Thus, my slightly different translation of verse 2 is: 


            “Truly I know this is so, but how shall a person be found in the right (tsadeq) with God?”


Job’s first words of this verse are striking and unexpected. We have thought of him as trying to draw a contrast with his friends’ ideas; now we see him as saying that what they said is “so” (kiy ken). Two meanings, one serious and one humorous, come to mind.  The serious one is that Job is affirming that his basic belief system is not that different from the friends. Or, slightly varying the point, he is zeroing in on one of the points made by either Eliphaz or Bildad and affirming it. Two possible translations of Eliphaz's question in 4:17 are, “Can a mortal be just before God?” or, more interesting,”Can a mortal be more righteous than God?” In 9:2 Job may simply be gently affirming the importance of Eliphaz’s earlier question and agreeing with its rhetorical force, i.e., ‘No human is more righteous than God.’


But a more humorous meaning of kiy ken also emerges. After listening to Bildad carry on with rather meaningless drivel for several verses, Job might be agreeing with Bildad that what he says is “so” or “right” just so that the latter will shut up. There often is nothing  better than agreeing with someone to get them to be quiet and then continue with what you wanted to say in the first place.

[Material shown]

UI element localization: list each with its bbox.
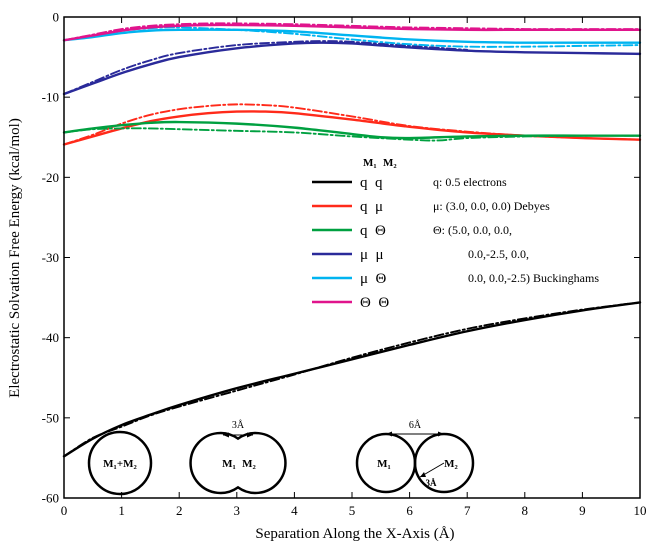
inset-touch-arrow-left bbox=[386, 431, 392, 437]
x-tick-label: 9 bbox=[579, 503, 586, 518]
y-axis-label: Electrostatic Solvation Free Energy (kca… bbox=[7, 118, 23, 398]
x-tick-label: 10 bbox=[634, 503, 647, 518]
y-tick-label: -20 bbox=[42, 170, 59, 185]
y-tick-label: -60 bbox=[42, 491, 59, 506]
plot-frame bbox=[63, 16, 641, 499]
inset-overlap-outline bbox=[189, 431, 287, 495]
legend-note-theta-1: Θ: (5.0, 0.0, 0.0, bbox=[433, 223, 512, 237]
x-tick-label: 2 bbox=[176, 503, 183, 518]
x-tick-label: 7 bbox=[464, 503, 471, 518]
legend-entry-label: q μ bbox=[360, 199, 383, 215]
y-tick-label: -50 bbox=[42, 410, 59, 425]
series-line-3-dashdot bbox=[63, 103, 641, 146]
y-tick-label: -40 bbox=[42, 330, 59, 345]
legend-note-mu: μ: (3.0, 0.0, 0.0) Debyes bbox=[433, 199, 550, 213]
inset-touch-radius: 3Å bbox=[426, 478, 438, 488]
x-tick-label: 3 bbox=[234, 503, 241, 518]
x-tick-label: 4 bbox=[291, 503, 298, 518]
legend: M₁ M₂ q q q μ q Θ μ μ μ Θ Θ Θ q: 0.5 electron… bbox=[312, 157, 599, 311]
legend-entry-label: μ Θ bbox=[360, 271, 387, 287]
series-line-1-dashdot bbox=[63, 301, 641, 458]
legend-header-m2: M₂ bbox=[383, 157, 397, 169]
inset-single-sphere: M₁+M₂ bbox=[87, 430, 153, 496]
inset-touch-m1: M₁ bbox=[377, 458, 391, 470]
x-tick-label: 6 bbox=[406, 503, 413, 518]
legend-note-theta-3: 0.0, 0.0,-2.5) Buckinghams bbox=[468, 271, 599, 285]
inset-radius-arrow bbox=[420, 472, 426, 477]
inset-touching-spheres: 6Å M₁ M₂ 3Å bbox=[355, 419, 475, 494]
series-line-11-dashdot bbox=[63, 22, 641, 42]
inset-merged-label: M₁+M₂ bbox=[103, 458, 137, 470]
series-line-6-solid bbox=[62, 41, 642, 96]
inset-overlap-arrow-right bbox=[247, 432, 253, 438]
legend-rows: q q q μ q Θ μ μ μ Θ Θ Θ bbox=[312, 175, 389, 311]
inset-overlap-m1: M₁ bbox=[222, 458, 236, 470]
inset-overlap-arrow-left bbox=[223, 432, 229, 438]
x-axis-label: Separation Along the X-Axis (Å) bbox=[255, 526, 454, 542]
inset-touch-arrow-right bbox=[438, 431, 444, 437]
series-line-8-solid bbox=[62, 28, 642, 44]
legend-entry-label: Θ Θ bbox=[360, 295, 389, 311]
inset-overlap-m2: M₂ bbox=[242, 458, 256, 470]
y-tick-label: -10 bbox=[42, 90, 59, 105]
legend-entry-label: μ μ bbox=[360, 247, 384, 263]
series-layer bbox=[62, 22, 642, 458]
tick-layer: 0 1 2 3 4 5 6 7 8 9 10 0 -10 -20 -30 -40 -50 -60 bbox=[42, 10, 647, 519]
legend-note-theta-2: 0.0,-2.5, 0.0, bbox=[468, 247, 529, 261]
inset-touch-measure: 6Å bbox=[409, 419, 422, 431]
inset-sphere bbox=[87, 430, 153, 496]
legend-note-q: q: 0.5 electrons bbox=[433, 175, 507, 189]
legend-header-m1: M₁ bbox=[363, 157, 377, 169]
series-line-4-solid bbox=[62, 120, 642, 140]
x-tick-label: 5 bbox=[349, 503, 356, 518]
series-line-7-dashdot bbox=[63, 40, 469, 95]
series-line-5-dashdot bbox=[63, 127, 641, 142]
series-line-0-solid bbox=[62, 301, 642, 458]
legend-entry-label: q q bbox=[360, 175, 383, 191]
legend-entry-label: q Θ bbox=[360, 223, 386, 239]
inset-overlapping-spheres: 3Å M₁ M₂ bbox=[189, 419, 287, 495]
y-tick-label: -30 bbox=[42, 250, 59, 265]
inset-overlap-measure: 3Å bbox=[232, 419, 245, 431]
x-tick-label: 8 bbox=[522, 503, 529, 518]
y-tick-label: 0 bbox=[53, 10, 60, 25]
x-tick-label: 0 bbox=[61, 503, 68, 518]
x-tick-label: 1 bbox=[118, 503, 125, 518]
inset-touch-m2: M₂ bbox=[444, 458, 458, 470]
series-line-10-solid bbox=[62, 23, 642, 42]
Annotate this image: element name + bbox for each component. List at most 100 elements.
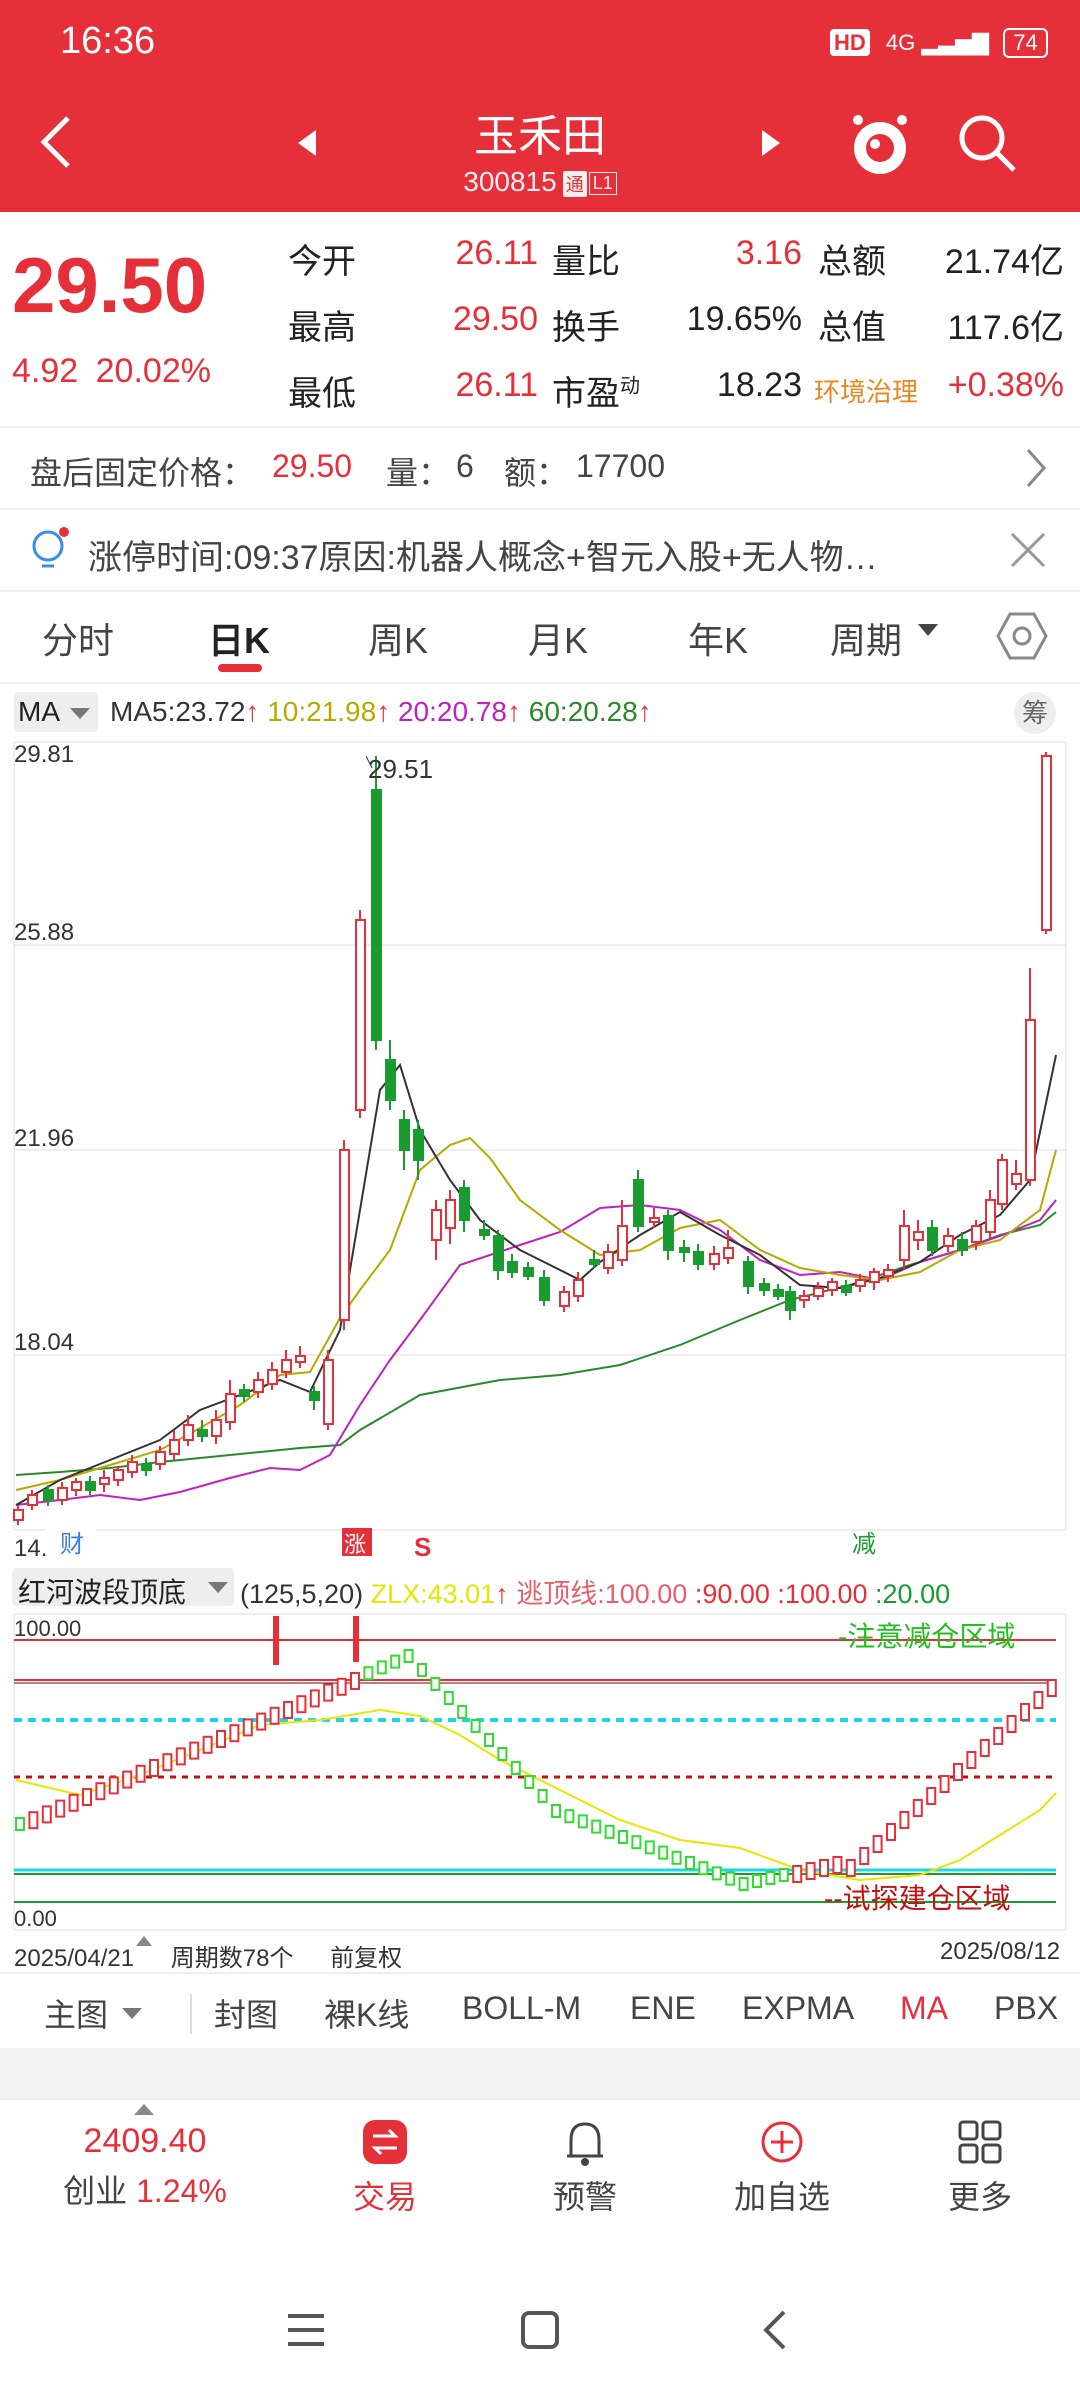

[Problems to work on]
a: In the commentary on Job 9:2, reproduce the stretch from "But a more humorous" through "the first place.".
b: Answer the following from the commentary on Job 9:2.
(i) What Hebrew words does the commentary render as "so"?
(ii) Which chapter and verse contains Eliphaz's question?
(iii) In the humorous reading, why might Job agree with Bildad?
c: Resume the commentary on Job 9:2, starting after its final sentence.

[The responses]
a:
But a more humorous meaning of kiy ken also emerges. After listening to Bildad carry on with rather meaningless drivel for several verses, Job might be agreeing with Bildad that what he says is “so” or “right” just so that the latter will shut up. There often is nothing  better than agreeing with someone to get them to be quiet and then continue with what you wanted to say in the first place.

b:
(i) Kiy ken.
(ii) 4:17.
(iii) So that Bildad will stop talking and Job can go on with what he wanted to say in the first place.

c:
As indicated, my approach to Job’s words in these chapters is to focus on the question of how one can win a lawsuit or emerge victorious in a legal dispute with God. Job isn’t just hiding behind a general “feel-good” notion of righteousness (tsadeq) but is actually seeking a forensic solution to his problem. He will quickly morph into other ideas, but his concern with law permeates these chapters. Later Job will actually say that God has wronged him/put him in the wrong (19:6).  By the beginning of Chapter 9, however, Job isn’t quite able to say that, though he is feeling that a legal remedy may be his best alternative. But, as the next verses show, Job is fully aware of the perils of that approach.


Job states his problem in nutshell in verse 3, 


            "If one is inclined to bring a lawsuit (rib) against him, He would not answer one word to a                     thousand.”  


As with many verses in Job, two meanings are possible. Some read this verse with God as the subject of it—that God would actually be the one who desires to contend with Job. The prophetic literature of Israel talks about God having a complaint (rib) against the people (e.g., Hosea 4:1).  Yet in the context of Job 9 it makes more sense to think of Job contemplating a case against God. This case will mature in 13:18 to Job’s confident assertion that he now has prepared his case; he knows that he will be vindicated. Job 23 also focuses on Job’s case, but it expresses the frustration that Job can’t find the defendant—God.  We read Job best if we see the first inklings of a legal case already here. The verb rib occurs 67x in the Bible, often with the precise meaning as in Job 9:2, of bringing a lawsuit/case (see, e.g., I Samuel 2:10; several times in Judges 6:31-32).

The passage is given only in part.